**Objective:**
Output every record below exactly as it appears.

━━━ Material shown ━━━

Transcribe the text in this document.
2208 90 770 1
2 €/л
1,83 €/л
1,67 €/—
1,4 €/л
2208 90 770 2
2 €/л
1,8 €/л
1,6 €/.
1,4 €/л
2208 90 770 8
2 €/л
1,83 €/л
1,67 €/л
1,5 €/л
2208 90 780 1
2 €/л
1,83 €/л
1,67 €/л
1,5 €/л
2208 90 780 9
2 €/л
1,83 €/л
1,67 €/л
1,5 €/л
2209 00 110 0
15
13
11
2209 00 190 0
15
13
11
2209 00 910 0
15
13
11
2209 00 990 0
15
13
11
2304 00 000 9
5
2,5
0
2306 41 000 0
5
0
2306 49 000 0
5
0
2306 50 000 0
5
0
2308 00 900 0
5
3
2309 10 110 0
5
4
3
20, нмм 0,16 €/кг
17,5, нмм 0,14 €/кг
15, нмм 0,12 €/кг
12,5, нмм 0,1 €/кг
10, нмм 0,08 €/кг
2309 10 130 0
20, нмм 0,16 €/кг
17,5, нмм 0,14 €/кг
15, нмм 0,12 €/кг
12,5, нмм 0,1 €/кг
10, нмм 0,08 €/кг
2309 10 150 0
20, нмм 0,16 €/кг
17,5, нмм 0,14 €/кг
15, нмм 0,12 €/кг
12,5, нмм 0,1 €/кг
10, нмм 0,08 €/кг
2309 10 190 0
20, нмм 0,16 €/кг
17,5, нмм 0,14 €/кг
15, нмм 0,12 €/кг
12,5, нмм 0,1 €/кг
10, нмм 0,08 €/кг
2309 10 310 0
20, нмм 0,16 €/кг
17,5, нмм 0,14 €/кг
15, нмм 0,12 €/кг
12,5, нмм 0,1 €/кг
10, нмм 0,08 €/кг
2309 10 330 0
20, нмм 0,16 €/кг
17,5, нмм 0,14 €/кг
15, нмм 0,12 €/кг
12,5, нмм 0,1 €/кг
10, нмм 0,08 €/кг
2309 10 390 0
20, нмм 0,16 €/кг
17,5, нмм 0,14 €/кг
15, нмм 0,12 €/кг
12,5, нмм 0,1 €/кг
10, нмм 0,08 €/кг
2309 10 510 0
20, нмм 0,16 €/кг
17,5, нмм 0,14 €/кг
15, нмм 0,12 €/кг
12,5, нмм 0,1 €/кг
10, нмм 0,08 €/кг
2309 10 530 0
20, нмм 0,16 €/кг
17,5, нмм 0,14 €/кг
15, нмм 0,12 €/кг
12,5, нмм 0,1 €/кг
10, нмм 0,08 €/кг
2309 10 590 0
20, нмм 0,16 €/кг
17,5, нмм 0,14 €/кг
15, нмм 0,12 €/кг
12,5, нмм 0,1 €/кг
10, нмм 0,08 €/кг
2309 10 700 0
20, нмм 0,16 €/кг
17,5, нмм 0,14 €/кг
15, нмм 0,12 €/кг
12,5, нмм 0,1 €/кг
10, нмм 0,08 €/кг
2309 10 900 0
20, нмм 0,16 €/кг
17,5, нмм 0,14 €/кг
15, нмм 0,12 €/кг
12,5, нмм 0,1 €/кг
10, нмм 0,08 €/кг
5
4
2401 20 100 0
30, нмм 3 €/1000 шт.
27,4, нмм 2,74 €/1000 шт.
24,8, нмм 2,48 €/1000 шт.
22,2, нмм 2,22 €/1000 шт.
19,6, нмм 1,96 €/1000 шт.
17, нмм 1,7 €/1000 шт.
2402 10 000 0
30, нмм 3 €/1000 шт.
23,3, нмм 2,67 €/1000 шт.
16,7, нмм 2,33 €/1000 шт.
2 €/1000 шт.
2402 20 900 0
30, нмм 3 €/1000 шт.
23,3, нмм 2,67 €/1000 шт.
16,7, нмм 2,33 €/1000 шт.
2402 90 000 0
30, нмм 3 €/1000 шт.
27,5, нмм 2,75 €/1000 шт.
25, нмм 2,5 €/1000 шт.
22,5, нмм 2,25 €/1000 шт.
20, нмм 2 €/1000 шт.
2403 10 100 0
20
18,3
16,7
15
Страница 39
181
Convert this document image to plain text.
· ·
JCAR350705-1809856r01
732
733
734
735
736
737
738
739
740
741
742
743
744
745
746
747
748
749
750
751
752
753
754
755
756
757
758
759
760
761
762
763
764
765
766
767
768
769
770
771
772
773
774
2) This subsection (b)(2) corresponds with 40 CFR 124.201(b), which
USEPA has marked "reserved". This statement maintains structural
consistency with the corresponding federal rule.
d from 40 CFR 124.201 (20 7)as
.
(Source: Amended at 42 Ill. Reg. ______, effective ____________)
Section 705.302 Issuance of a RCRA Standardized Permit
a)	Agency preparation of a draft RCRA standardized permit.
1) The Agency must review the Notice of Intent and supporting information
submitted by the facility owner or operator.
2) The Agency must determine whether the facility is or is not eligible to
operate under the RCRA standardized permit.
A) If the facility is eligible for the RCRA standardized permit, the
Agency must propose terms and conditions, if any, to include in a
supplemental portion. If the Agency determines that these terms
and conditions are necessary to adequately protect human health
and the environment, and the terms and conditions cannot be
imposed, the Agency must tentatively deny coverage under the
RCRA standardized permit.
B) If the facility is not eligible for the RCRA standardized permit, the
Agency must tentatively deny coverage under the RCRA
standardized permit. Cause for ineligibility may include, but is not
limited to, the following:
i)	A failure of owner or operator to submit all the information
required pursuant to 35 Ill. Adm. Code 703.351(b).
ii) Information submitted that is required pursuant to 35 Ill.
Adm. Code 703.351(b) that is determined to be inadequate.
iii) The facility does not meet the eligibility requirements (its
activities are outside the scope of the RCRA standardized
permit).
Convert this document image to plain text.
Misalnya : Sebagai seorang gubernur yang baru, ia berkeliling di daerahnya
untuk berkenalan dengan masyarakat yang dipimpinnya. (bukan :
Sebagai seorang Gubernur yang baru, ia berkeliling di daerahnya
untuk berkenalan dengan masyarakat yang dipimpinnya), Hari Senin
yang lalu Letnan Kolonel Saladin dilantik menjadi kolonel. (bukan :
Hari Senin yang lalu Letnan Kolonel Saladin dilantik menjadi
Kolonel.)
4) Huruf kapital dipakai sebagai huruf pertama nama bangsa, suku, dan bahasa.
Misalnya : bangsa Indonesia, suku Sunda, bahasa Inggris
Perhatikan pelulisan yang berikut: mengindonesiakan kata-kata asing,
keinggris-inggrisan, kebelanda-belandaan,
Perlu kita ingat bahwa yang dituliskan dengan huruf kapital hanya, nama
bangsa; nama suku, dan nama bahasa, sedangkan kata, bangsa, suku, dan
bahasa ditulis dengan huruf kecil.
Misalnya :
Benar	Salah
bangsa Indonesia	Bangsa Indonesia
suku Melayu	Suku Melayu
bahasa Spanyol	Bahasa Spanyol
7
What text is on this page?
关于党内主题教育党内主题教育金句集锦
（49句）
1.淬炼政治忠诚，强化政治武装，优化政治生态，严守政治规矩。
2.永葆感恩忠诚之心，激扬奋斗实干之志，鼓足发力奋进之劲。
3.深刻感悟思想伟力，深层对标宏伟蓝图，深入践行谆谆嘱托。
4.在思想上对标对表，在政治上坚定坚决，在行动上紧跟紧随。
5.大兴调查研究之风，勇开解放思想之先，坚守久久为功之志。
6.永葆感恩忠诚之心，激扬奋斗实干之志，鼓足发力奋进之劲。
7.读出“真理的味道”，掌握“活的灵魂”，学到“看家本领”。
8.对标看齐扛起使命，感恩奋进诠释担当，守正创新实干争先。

━━━

**Task result:**
Transcribe the text in this document.
2208 90 770 1
2 €/л
1,83 €/л
1,67 €/—
1,4 €/л
2208 90 770 2
2 €/л
1,8 €/л
1,6 €/.
1,4 €/л
2208 90 770 8
2 €/л
1,83 €/л
1,67 €/л
1,5 €/л
2208 90 780 1
2 €/л
1,83 €/л
1,67 €/л
1,5 €/л
2208 90 780 9
2 €/л
1,83 €/л
1,67 €/л
1,5 €/л
2209 00 110 0
15
13
11
2209 00 190 0
15
13
11
2209 00 910 0
15
13
11
2209 00 990 0
15
13
11
2304 00 000 9
5
2,5
0
2306 41 000 0
5
0
2306 49 000 0
5
0
2306 50 000 0
5
0
2308 00 900 0
5
3
2309 10 110 0
5
4
3
20, нмм 0,16 €/кг
17,5, нмм 0,14 €/кг
15, нмм 0,12 €/кг
12,5, нмм 0,1 €/кг
10, нмм 0,08 €/кг
2309 10 130 0
20, нмм 0,16 €/кг
17,5, нмм 0,14 €/кг
15, нмм 0,12 €/кг
12,5, нмм 0,1 €/кг
10, нмм 0,08 €/кг
2309 10 150 0
20, нмм 0,16 €/кг
17,5, нмм 0,14 €/кг
15, нмм 0,12 €/кг
12,5, нмм 0,1 €/кг
10, нмм 0,08 €/кг
2309 10 190 0
20, нмм 0,16 €/кг
17,5, нмм 0,14 €/кг
15, нмм 0,12 €/кг
12,5, нмм 0,1 €/кг
10, нмм 0,08 €/кг
2309 10 310 0
20, нмм 0,16 €/кг
17,5, нмм 0,14 €/кг
15, нмм 0,12 €/кг
12,5, нмм 0,1 €/кг
10, нмм 0,08 €/кг
2309 10 330 0
20, нмм 0,16 €/кг
17,5, нмм 0,14 €/кг
15, нмм 0,12 €/кг
12,5, нмм 0,1 €/кг
10, нмм 0,08 €/кг
2309 10 390 0
20, нмм 0,16 €/кг
17,5, нмм 0,14 €/кг
15, нмм 0,12 €/кг
12,5, нмм 0,1 €/кг
10, нмм 0,08 €/кг
2309 10 510 0
20, нмм 0,16 €/кг
17,5, нмм 0,14 €/кг
15, нмм 0,12 €/кг
12,5, нмм 0,1 €/кг
10, нмм 0,08 €/кг
2309 10 530 0
20, нмм 0,16 €/кг
17,5, нмм 0,14 €/кг
15, нмм 0,12 €/кг
12,5, нмм 0,1 €/кг
10, нмм 0,08 €/кг
2309 10 590 0
20, нмм 0,16 €/кг
17,5, нмм 0,14 €/кг
15, нмм 0,12 €/кг
12,5, нмм 0,1 €/кг
10, нмм 0,08 €/кг
2309 10 700 0
20, нмм 0,16 €/кг
17,5, нмм 0,14 €/кг
15, нмм 0,12 €/кг
12,5, нмм 0,1 €/кг
10, нмм 0,08 €/кг
2309 10 900 0
20, нмм 0,16 €/кг
17,5, нмм 0,14 €/кг
15, нмм 0,12 €/кг
12,5, нмм 0,1 €/кг
10, нмм 0,08 €/кг
5
4
2401 20 100 0
30, нмм 3 €/1000 шт.
27,4, нмм 2,74 €/1000 шт.
24,8, нмм 2,48 €/1000 шт.
22,2, нмм 2,22 €/1000 шт.
19,6, нмм 1,96 €/1000 шт.
17, нмм 1,7 €/1000 шт.
2402 10 000 0
30, нмм 3 €/1000 шт.
23,3, нмм 2,67 €/1000 шт.
16,7, нмм 2,33 €/1000 шт.
2 €/1000 шт.
2402 20 900 0
30, нмм 3 €/1000 шт.
23,3, нмм 2,67 €/1000 шт.
16,7, нмм 2,33 €/1000 шт.
2402 90 000 0
30, нмм 3 €/1000 шт.
27,5, нмм 2,75 €/1000 шт.
25, нмм 2,5 €/1000 шт.
22,5, нмм 2,25 €/1000 шт.
20, нмм 2 €/1000 шт.
2403 10 100 0
20
18,3
16,7
15
Страница 39
181
Convert this document image to plain text.
· ·
JCAR350705-1809856r01
732
733
734
735
736
737
738
739
740
741
742
743
744
745
746
747
748
749
750
751
752
753
754
755
756
757
758
759
760
761
762
763
764
765
766
767
768
769
770
771
772
773
774
2) This subsection (b)(2) corresponds with 40 CFR 124.201(b), which
USEPA has marked "reserved". This statement maintains structural
consistency with the corresponding federal rule.
d from 40 CFR 124.201 (20 7)as
.
(Source: Amended at 42 Ill. Reg. ______, effective ____________)
Section 705.302 Issuance of a RCRA Standardized Permit
a)	Agency preparation of a draft RCRA standardized permit.
1) The Agency must review the Notice of Intent and supporting information
submitted by the facility owner or operator.
2) The Agency must determine whether the facility is or is not eligible to
operate under the RCRA standardized permit.
A) If the facility is eligible for the RCRA standardized permit, the
Agency must propose terms and conditions, if any, to include in a
supplemental portion. If the Agency determines that these terms
and conditions are necessary to adequately protect human health
and the environment, and the terms and conditions cannot be
imposed, the Agency must tentatively deny coverage under the
RCRA standardized permit.
B) If the facility is not eligible for the RCRA standardized permit, the
Agency must tentatively deny coverage under the RCRA
standardized permit. Cause for ineligibility may include, but is not
limited to, the following:
i)	A failure of owner or operator to submit all the information
required pursuant to 35 Ill. Adm. Code 703.351(b).
ii) Information submitted that is required pursuant to 35 Ill.
Adm. Code 703.351(b) that is determined to be inadequate.
iii) The facility does not meet the eligibility requirements (its
activities are outside the scope of the RCRA standardized
permit).
Convert this document image to plain text.
Misalnya : Sebagai seorang gubernur yang baru, ia berkeliling di daerahnya
untuk berkenalan dengan masyarakat yang dipimpinnya. (bukan :
Sebagai seorang Gubernur yang baru, ia berkeliling di daerahnya
untuk berkenalan dengan masyarakat yang dipimpinnya), Hari Senin
yang lalu Letnan Kolonel Saladin dilantik menjadi kolonel. (bukan :
Hari Senin yang lalu Letnan Kolonel Saladin dilantik menjadi
Kolonel.)
4) Huruf kapital dipakai sebagai huruf pertama nama bangsa, suku, dan bahasa.
Misalnya : bangsa Indonesia, suku Sunda, bahasa Inggris
Perhatikan pelulisan yang berikut: mengindonesiakan kata-kata asing,
keinggris-inggrisan, kebelanda-belandaan,
Perlu kita ingat bahwa yang dituliskan dengan huruf kapital hanya, nama
bangsa; nama suku, dan nama bahasa, sedangkan kata, bangsa, suku, dan
bahasa ditulis dengan huruf kecil.
Misalnya :
Benar	Salah
bangsa Indonesia	Bangsa Indonesia
suku Melayu	Suku Melayu
bahasa Spanyol	Bahasa Spanyol
7
What text is on this page?
关于党内主题教育党内主题教育金句集锦
（49句）
1.淬炼政治忠诚，强化政治武装，优化政治生态，严守政治规矩。
2.永葆感恩忠诚之心，激扬奋斗实干之志，鼓足发力奋进之劲。
3.深刻感悟思想伟力，深层对标宏伟蓝图，深入践行谆谆嘱托。
4.在思想上对标对表，在政治上坚定坚决，在行动上紧跟紧随。
5.大兴调查研究之风，勇开解放思想之先，坚守久久为功之志。
6.永葆感恩忠诚之心，激扬奋斗实干之志，鼓足发力奋进之劲。
7.读出“真理的味道”，掌握“活的灵魂”，学到“看家本领”。
8.对标看齐扛起使命，感恩奋进诠释担当，守正创新实干争先。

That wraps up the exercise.